** What is expected **
All records are to be retyped faithfully and completely.

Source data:
____

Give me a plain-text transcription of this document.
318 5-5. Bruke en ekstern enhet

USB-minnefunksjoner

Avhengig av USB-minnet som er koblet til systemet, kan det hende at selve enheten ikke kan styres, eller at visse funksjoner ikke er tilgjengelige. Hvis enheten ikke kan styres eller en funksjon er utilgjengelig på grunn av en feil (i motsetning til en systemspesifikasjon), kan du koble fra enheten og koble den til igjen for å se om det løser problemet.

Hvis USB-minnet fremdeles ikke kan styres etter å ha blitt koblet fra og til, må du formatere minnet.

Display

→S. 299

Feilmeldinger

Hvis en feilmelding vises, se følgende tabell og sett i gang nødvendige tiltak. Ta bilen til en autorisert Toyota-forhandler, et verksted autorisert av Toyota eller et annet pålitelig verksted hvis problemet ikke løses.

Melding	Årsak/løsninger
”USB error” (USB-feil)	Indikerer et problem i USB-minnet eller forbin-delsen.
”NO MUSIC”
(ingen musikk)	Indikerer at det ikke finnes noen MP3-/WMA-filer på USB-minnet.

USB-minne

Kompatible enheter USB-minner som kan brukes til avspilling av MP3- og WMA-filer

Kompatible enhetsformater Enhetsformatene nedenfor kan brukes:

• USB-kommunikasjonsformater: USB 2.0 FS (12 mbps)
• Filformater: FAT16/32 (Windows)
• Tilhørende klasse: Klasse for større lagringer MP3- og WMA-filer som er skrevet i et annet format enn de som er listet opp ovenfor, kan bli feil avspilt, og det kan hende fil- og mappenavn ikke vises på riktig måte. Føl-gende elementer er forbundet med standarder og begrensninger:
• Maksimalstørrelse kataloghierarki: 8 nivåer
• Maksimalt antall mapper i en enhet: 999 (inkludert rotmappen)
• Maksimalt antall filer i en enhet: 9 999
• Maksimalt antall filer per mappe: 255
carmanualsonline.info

____

** Completed exercise **
Give me a plain-text transcription of this document.
318 5-5. Bruke en ekstern enhet

USB-minnefunksjoner

Avhengig av USB-minnet som er koblet til systemet, kan det hende at selve enheten ikke kan styres, eller at visse funksjoner ikke er tilgjengelige. Hvis enheten ikke kan styres eller en funksjon er utilgjengelig på grunn av en feil (i motsetning til en systemspesifikasjon), kan du koble fra enheten og koble den til igjen for å se om det løser problemet.

Hvis USB-minnet fremdeles ikke kan styres etter å ha blitt koblet fra og til, må du formatere minnet.

Display

→S. 299

Feilmeldinger

Hvis en feilmelding vises, se følgende tabell og sett i gang nødvendige tiltak. Ta bilen til en autorisert Toyota-forhandler, et verksted autorisert av Toyota eller et annet pålitelig verksted hvis problemet ikke løses.

Melding	Årsak/løsninger
”USB error” (USB-feil)	Indikerer et problem i USB-minnet eller forbin-delsen.
”NO MUSIC”
(ingen musikk)	Indikerer at det ikke finnes noen MP3-/WMA-filer på USB-minnet.

USB-minne

Kompatible enheter USB-minner som kan brukes til avspilling av MP3- og WMA-filer

Kompatible enhetsformater Enhetsformatene nedenfor kan brukes:

• USB-kommunikasjonsformater: USB 2.0 FS (12 mbps)
• Filformater: FAT16/32 (Windows)
• Tilhørende klasse: Klasse for større lagringer MP3- og WMA-filer som er skrevet i et annet format enn de som er listet opp ovenfor, kan bli feil avspilt, og det kan hende fil- og mappenavn ikke vises på riktig måte. Føl-gende elementer er forbundet med standarder og begrensninger:
• Maksimalstørrelse kataloghierarki: 8 nivåer
• Maksimalt antall mapper i en enhet: 999 (inkludert rotmappen)
• Maksimalt antall filer i en enhet: 9 999
• Maksimalt antall filer per mappe: 255
carmanualsonline.info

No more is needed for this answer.